▶ _Material_:
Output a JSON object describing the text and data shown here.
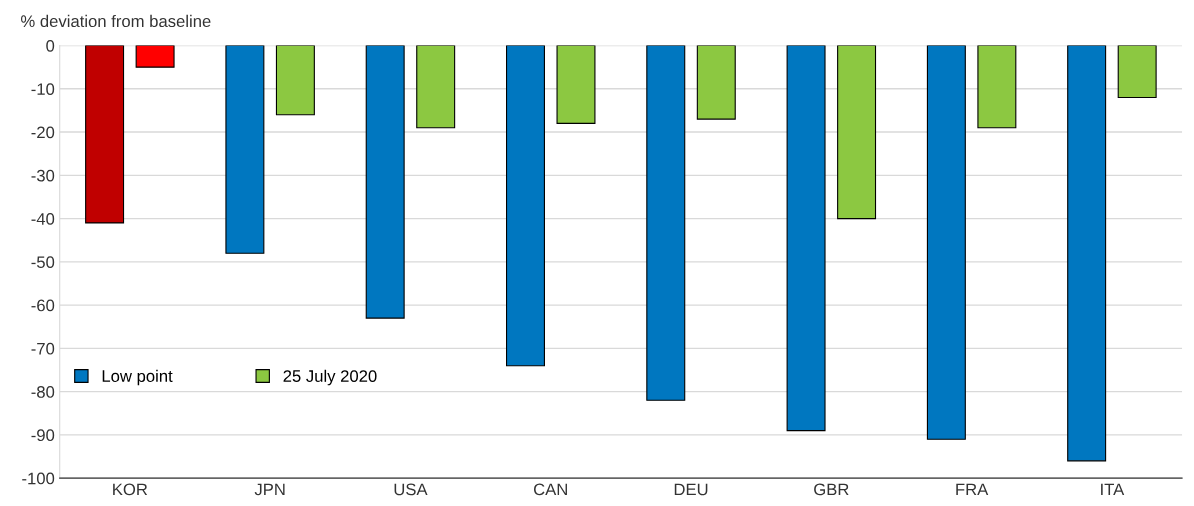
{
  "chart_data": {
    "type": "bar",
    "ylabel": "% deviation from baseline",
    "categories": [
      "KOR",
      "JPN",
      "USA",
      "CAN",
      "DEU",
      "GBR",
      "FRA",
      "ITA"
    ],
    "series": [
      {
        "name": "Low point",
        "color": "#0077c0",
        "colors": [
          "#c00000",
          "#0077c0",
          "#0077c0",
          "#0077c0",
          "#0077c0",
          "#0077c0",
          "#0077c0",
          "#0077c0"
        ],
        "values": [
          -41,
          -48,
          -63,
          -74,
          -82,
          -89,
          -91,
          -96
        ]
      },
      {
        "name": "25 July 2020",
        "color": "#8cc841",
        "colors": [
          "#ff0000",
          "#8cc841",
          "#8cc841",
          "#8cc841",
          "#8cc841",
          "#8cc841",
          "#8cc841",
          "#8cc841"
        ],
        "values": [
          -5,
          -16,
          -19,
          -18,
          -17,
          -40,
          -19,
          -12
        ]
      }
    ],
    "ylim": [
      -100,
      0
    ],
    "yticks": [
      -100,
      -90,
      -80,
      -70,
      -60,
      -50,
      -40,
      -30,
      -20,
      -10,
      0
    ],
    "grid": "y",
    "legend": "bottom left"
  }
}
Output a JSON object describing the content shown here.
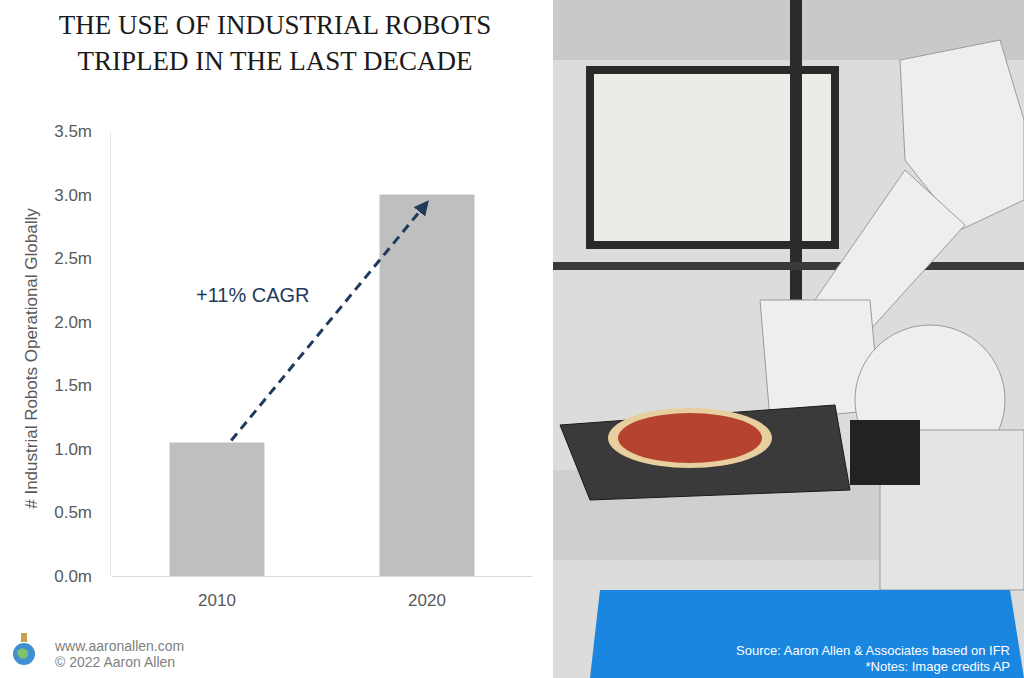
{
  "chart_data": {
    "type": "bar",
    "title": [
      "THE USE OF INDUSTRIAL ROBOTS",
      "TRIPLED IN THE LAST DECADE"
    ],
    "y_label": "# Industrial Robots Operational Globally",
    "categories": [
      "2010",
      "2020"
    ],
    "values": [
      1.05,
      3.0
    ],
    "color": "#bfbfbf",
    "ylim": [
      0,
      3.5
    ],
    "yticks": [
      {
        "value": 0,
        "label": "0.0m"
      },
      {
        "value": 0.5,
        "label": "0.5m"
      },
      {
        "value": 1,
        "label": "1.0m"
      },
      {
        "value": 1.5,
        "label": "1.5m"
      },
      {
        "value": 2,
        "label": "2.0m"
      },
      {
        "value": 2.5,
        "label": "2.5m"
      },
      {
        "value": 3,
        "label": "3.0m"
      },
      {
        "value": 3.5,
        "label": "3.5m"
      }
    ],
    "grid": false,
    "annotation": "+11% CAGR",
    "footer": [
      "www.aaronallen.com",
      "© 2022 Aaron Allen"
    ],
    "source": "Source: Aaron Allen & Associates based on IFR",
    "notes": "*Notes: Image credits AP"
  }
}
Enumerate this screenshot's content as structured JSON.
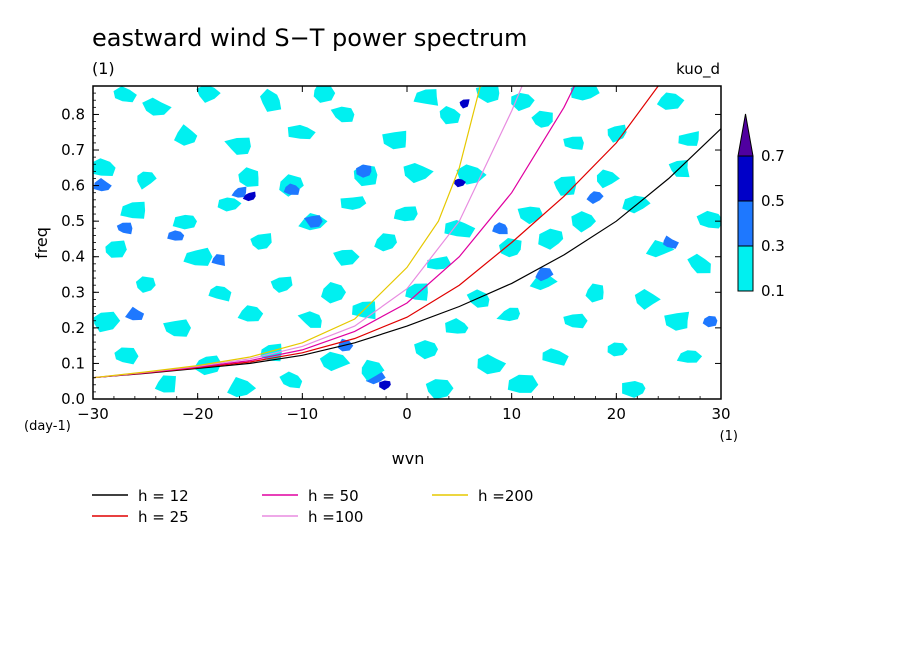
{
  "chart_data": {
    "type": "heatmap",
    "title": "eastward wind S−T power spectrum",
    "subtitle_left": "(1)",
    "subtitle_right": "kuo_d",
    "xlabel": "wvn",
    "ylabel": "freq",
    "x_unit": "(1)",
    "y_unit": "(day-1)",
    "xlim": [
      -30,
      30
    ],
    "ylim": [
      0,
      0.88
    ],
    "x_ticks": [
      -30,
      -20,
      -10,
      0,
      10,
      20,
      30
    ],
    "x_tick_labels": [
      "−30",
      "−20",
      "−10",
      "0",
      "10",
      "20",
      "30"
    ],
    "y_ticks": [
      0,
      0.1,
      0.2,
      0.3,
      0.4,
      0.5,
      0.6,
      0.7,
      0.8
    ],
    "y_tick_labels": [
      "0.0",
      "0.1",
      "0.2",
      "0.3",
      "0.4",
      "0.5",
      "0.6",
      "0.7",
      "0.8"
    ],
    "colorbar": {
      "levels": [
        0.1,
        0.3,
        0.5,
        0.7
      ],
      "labels": [
        "0.1",
        "0.3",
        "0.5",
        "0.7"
      ],
      "colors": [
        "#00f0f0",
        "#1e78ff",
        "#0000c8",
        "#5000a0"
      ],
      "extend": "max"
    },
    "blobs": [
      {
        "x": -27,
        "y": 0.855,
        "level": 1
      },
      {
        "x": -24,
        "y": 0.82,
        "level": 1
      },
      {
        "x": -19,
        "y": 0.86,
        "level": 1
      },
      {
        "x": -13,
        "y": 0.84,
        "level": 1
      },
      {
        "x": -8,
        "y": 0.86,
        "level": 1
      },
      {
        "x": -6,
        "y": 0.8,
        "level": 1
      },
      {
        "x": 2,
        "y": 0.85,
        "level": 1
      },
      {
        "x": 4,
        "y": 0.8,
        "level": 1
      },
      {
        "x": 8,
        "y": 0.86,
        "level": 1
      },
      {
        "x": 11,
        "y": 0.84,
        "level": 1
      },
      {
        "x": 17,
        "y": 0.86,
        "level": 1
      },
      {
        "x": 25,
        "y": 0.84,
        "level": 1
      },
      {
        "x": -21,
        "y": 0.74,
        "level": 1
      },
      {
        "x": -16,
        "y": 0.71,
        "level": 1
      },
      {
        "x": -10,
        "y": 0.75,
        "level": 1
      },
      {
        "x": -1,
        "y": 0.73,
        "level": 1
      },
      {
        "x": 13,
        "y": 0.78,
        "level": 1
      },
      {
        "x": 16,
        "y": 0.72,
        "level": 1
      },
      {
        "x": 20,
        "y": 0.75,
        "level": 1
      },
      {
        "x": 27,
        "y": 0.73,
        "level": 1
      },
      {
        "x": -29,
        "y": 0.65,
        "level": 1
      },
      {
        "x": -25,
        "y": 0.62,
        "level": 1
      },
      {
        "x": -15,
        "y": 0.62,
        "level": 1
      },
      {
        "x": -11,
        "y": 0.6,
        "level": 1
      },
      {
        "x": -4,
        "y": 0.63,
        "level": 1
      },
      {
        "x": 1,
        "y": 0.64,
        "level": 1
      },
      {
        "x": 6,
        "y": 0.63,
        "level": 1
      },
      {
        "x": 15,
        "y": 0.6,
        "level": 1
      },
      {
        "x": 19,
        "y": 0.62,
        "level": 1
      },
      {
        "x": 26,
        "y": 0.65,
        "level": 1
      },
      {
        "x": -26,
        "y": 0.53,
        "level": 1
      },
      {
        "x": -21,
        "y": 0.5,
        "level": 1
      },
      {
        "x": -17,
        "y": 0.55,
        "level": 1
      },
      {
        "x": -9,
        "y": 0.5,
        "level": 1
      },
      {
        "x": -5,
        "y": 0.55,
        "level": 1
      },
      {
        "x": 0,
        "y": 0.52,
        "level": 1
      },
      {
        "x": 5,
        "y": 0.48,
        "level": 1
      },
      {
        "x": 12,
        "y": 0.52,
        "level": 1
      },
      {
        "x": 17,
        "y": 0.5,
        "level": 1
      },
      {
        "x": 22,
        "y": 0.55,
        "level": 1
      },
      {
        "x": 29,
        "y": 0.5,
        "level": 1
      },
      {
        "x": -28,
        "y": 0.42,
        "level": 1
      },
      {
        "x": -20,
        "y": 0.4,
        "level": 1
      },
      {
        "x": -14,
        "y": 0.44,
        "level": 1
      },
      {
        "x": -6,
        "y": 0.4,
        "level": 1
      },
      {
        "x": -2,
        "y": 0.44,
        "level": 1
      },
      {
        "x": 3,
        "y": 0.38,
        "level": 1
      },
      {
        "x": 10,
        "y": 0.42,
        "level": 1
      },
      {
        "x": 14,
        "y": 0.45,
        "level": 1
      },
      {
        "x": 24,
        "y": 0.42,
        "level": 1
      },
      {
        "x": 28,
        "y": 0.38,
        "level": 1
      },
      {
        "x": -25,
        "y": 0.32,
        "level": 1
      },
      {
        "x": -18,
        "y": 0.3,
        "level": 1
      },
      {
        "x": -12,
        "y": 0.32,
        "level": 1
      },
      {
        "x": -7,
        "y": 0.3,
        "level": 1
      },
      {
        "x": 1,
        "y": 0.3,
        "level": 1
      },
      {
        "x": 7,
        "y": 0.28,
        "level": 1
      },
      {
        "x": 13,
        "y": 0.33,
        "level": 1
      },
      {
        "x": 18,
        "y": 0.3,
        "level": 1
      },
      {
        "x": 23,
        "y": 0.28,
        "level": 1
      },
      {
        "x": -29,
        "y": 0.22,
        "level": 1
      },
      {
        "x": -22,
        "y": 0.2,
        "level": 1
      },
      {
        "x": -15,
        "y": 0.24,
        "level": 1
      },
      {
        "x": -9,
        "y": 0.22,
        "level": 1
      },
      {
        "x": -4,
        "y": 0.25,
        "level": 1
      },
      {
        "x": 5,
        "y": 0.2,
        "level": 1
      },
      {
        "x": 10,
        "y": 0.24,
        "level": 1
      },
      {
        "x": 16,
        "y": 0.22,
        "level": 1
      },
      {
        "x": 26,
        "y": 0.22,
        "level": 1
      },
      {
        "x": -27,
        "y": 0.12,
        "level": 1
      },
      {
        "x": -19,
        "y": 0.1,
        "level": 1
      },
      {
        "x": -13,
        "y": 0.13,
        "level": 1
      },
      {
        "x": -7,
        "y": 0.1,
        "level": 1
      },
      {
        "x": 2,
        "y": 0.14,
        "level": 1
      },
      {
        "x": 8,
        "y": 0.1,
        "level": 1
      },
      {
        "x": 14,
        "y": 0.12,
        "level": 1
      },
      {
        "x": 20,
        "y": 0.14,
        "level": 1
      },
      {
        "x": 27,
        "y": 0.12,
        "level": 1
      },
      {
        "x": -23,
        "y": 0.04,
        "level": 1
      },
      {
        "x": -16,
        "y": 0.03,
        "level": 1
      },
      {
        "x": -11,
        "y": 0.05,
        "level": 1
      },
      {
        "x": 3,
        "y": 0.03,
        "level": 1
      },
      {
        "x": 11,
        "y": 0.04,
        "level": 1
      },
      {
        "x": 22,
        "y": 0.03,
        "level": 1
      },
      {
        "x": -3,
        "y": 0.06,
        "level": 2
      },
      {
        "x": -2,
        "y": 0.04,
        "level": 3
      },
      {
        "x": -3.5,
        "y": 0.08,
        "level": 1
      },
      {
        "x": 5.5,
        "y": 0.83,
        "level": 3
      },
      {
        "x": 5,
        "y": 0.61,
        "level": 3
      },
      {
        "x": -16,
        "y": 0.58,
        "level": 2
      },
      {
        "x": -15,
        "y": 0.57,
        "level": 3
      },
      {
        "x": -18,
        "y": 0.39,
        "level": 2
      },
      {
        "x": -27,
        "y": 0.48,
        "level": 2
      },
      {
        "x": -9,
        "y": 0.5,
        "level": 2
      },
      {
        "x": -26,
        "y": 0.24,
        "level": 2
      },
      {
        "x": -22,
        "y": 0.46,
        "level": 2
      },
      {
        "x": -4,
        "y": 0.64,
        "level": 2
      },
      {
        "x": 9,
        "y": 0.48,
        "level": 2
      },
      {
        "x": 13,
        "y": 0.35,
        "level": 2
      },
      {
        "x": -11,
        "y": 0.59,
        "level": 2
      },
      {
        "x": -29,
        "y": 0.6,
        "level": 2
      },
      {
        "x": 25,
        "y": 0.44,
        "level": 2
      },
      {
        "x": 18,
        "y": 0.57,
        "level": 2
      },
      {
        "x": -6,
        "y": 0.15,
        "level": 2
      },
      {
        "x": 29,
        "y": 0.22,
        "level": 2
      }
    ],
    "series": [
      {
        "name": "h = 12",
        "color": "#000000",
        "x": [
          -30,
          -25,
          -20,
          -15,
          -10,
          -5,
          0,
          5,
          10,
          15,
          20,
          25,
          30
        ],
        "y": [
          0.06,
          0.072,
          0.086,
          0.1,
          0.123,
          0.158,
          0.205,
          0.26,
          0.325,
          0.405,
          0.5,
          0.62,
          0.76
        ]
      },
      {
        "name": "h = 25",
        "color": "#e00000",
        "x": [
          -30,
          -25,
          -20,
          -15,
          -10,
          -5,
          0,
          5,
          10,
          15,
          20,
          24
        ],
        "y": [
          0.06,
          0.073,
          0.088,
          0.104,
          0.13,
          0.17,
          0.23,
          0.32,
          0.44,
          0.57,
          0.72,
          0.88
        ]
      },
      {
        "name": "h = 50",
        "color": "#e000a0",
        "x": [
          -30,
          -25,
          -20,
          -15,
          -10,
          -5,
          0,
          5,
          10,
          15,
          16
        ],
        "y": [
          0.06,
          0.074,
          0.09,
          0.108,
          0.138,
          0.19,
          0.27,
          0.4,
          0.58,
          0.82,
          0.88
        ]
      },
      {
        "name": "h =100",
        "color": "#e88ce0",
        "x": [
          -30,
          -25,
          -20,
          -15,
          -10,
          -5,
          0,
          5,
          10,
          11
        ],
        "y": [
          0.06,
          0.075,
          0.092,
          0.113,
          0.148,
          0.205,
          0.31,
          0.5,
          0.81,
          0.88
        ]
      },
      {
        "name": "h =200",
        "color": "#e6c800",
        "x": [
          -30,
          -25,
          -20,
          -15,
          -10,
          -5,
          0,
          3,
          5,
          7
        ],
        "y": [
          0.06,
          0.076,
          0.094,
          0.118,
          0.158,
          0.225,
          0.37,
          0.5,
          0.65,
          0.88
        ]
      }
    ],
    "legend_placement": "bottom",
    "grid": false
  }
}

▶ _Exercise goal_: Take every line above carrying "object" and return it.

▶ _Finished exercise_:
Output a JSON object describing the text and data shown here.
Output a JSON object describing the content shown here.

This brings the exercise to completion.